> **Task**: All of the records listed below should be retyped exactly.

> **Records**:
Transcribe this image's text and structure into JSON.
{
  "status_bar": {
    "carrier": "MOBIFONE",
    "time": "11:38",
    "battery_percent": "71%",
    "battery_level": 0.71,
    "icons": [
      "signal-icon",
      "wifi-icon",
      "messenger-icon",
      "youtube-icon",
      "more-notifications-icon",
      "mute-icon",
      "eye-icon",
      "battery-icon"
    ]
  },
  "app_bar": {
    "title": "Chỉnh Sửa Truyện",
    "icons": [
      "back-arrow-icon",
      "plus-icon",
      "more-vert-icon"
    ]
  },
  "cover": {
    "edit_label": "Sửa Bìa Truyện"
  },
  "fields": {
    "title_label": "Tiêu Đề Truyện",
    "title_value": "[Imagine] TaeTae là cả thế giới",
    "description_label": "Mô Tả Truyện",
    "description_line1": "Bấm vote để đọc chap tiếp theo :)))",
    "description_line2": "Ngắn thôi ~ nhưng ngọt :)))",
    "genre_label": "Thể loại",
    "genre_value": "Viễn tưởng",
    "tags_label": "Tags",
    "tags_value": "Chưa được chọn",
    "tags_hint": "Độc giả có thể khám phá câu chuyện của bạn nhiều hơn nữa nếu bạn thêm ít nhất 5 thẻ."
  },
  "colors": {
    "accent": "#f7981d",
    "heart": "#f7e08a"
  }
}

> **Completed exercise**:
Transcribe this image's text and structure into JSON.
{
  "status_bar": {
    "carrier": "MOBIFONE",
    "time": "11:38",
    "battery_percent": "71%",
    "battery_level": 0.71,
    "icons": [
      "signal-icon",
      "wifi-icon",
      "messenger-icon",
      "youtube-icon",
      "more-notifications-icon",
      "mute-icon",
      "eye-icon",
      "battery-icon"
    ]
  },
  "app_bar": {
    "title": "Chỉnh Sửa Truyện",
    "icons": [
      "back-arrow-icon",
      "plus-icon",
      "more-vert-icon"
    ]
  },
  "cover": {
    "edit_label": "Sửa Bìa Truyện"
  },
  "fields": {
    "title_label": "Tiêu Đề Truyện",
    "title_value": "[Imagine] TaeTae là cả thế giới",
    "description_label": "Mô Tả Truyện",
    "description_line1": "Bấm vote để đọc chap tiếp theo :)))",
    "description_line2": "Ngắn thôi ~ nhưng ngọt :)))",
    "genre_label": "Thể loại",
    "genre_value": "Viễn tưởng",
    "tags_label": "Tags",
    "tags_value": "Chưa được chọn",
    "tags_hint": "Độc giả có thể khám phá câu chuyện của bạn nhiều hơn nữa nếu bạn thêm ít nhất 5 thẻ."
  },
  "colors": {
    "accent": "#f7981d",
    "heart": "#f7e08a"
  }
}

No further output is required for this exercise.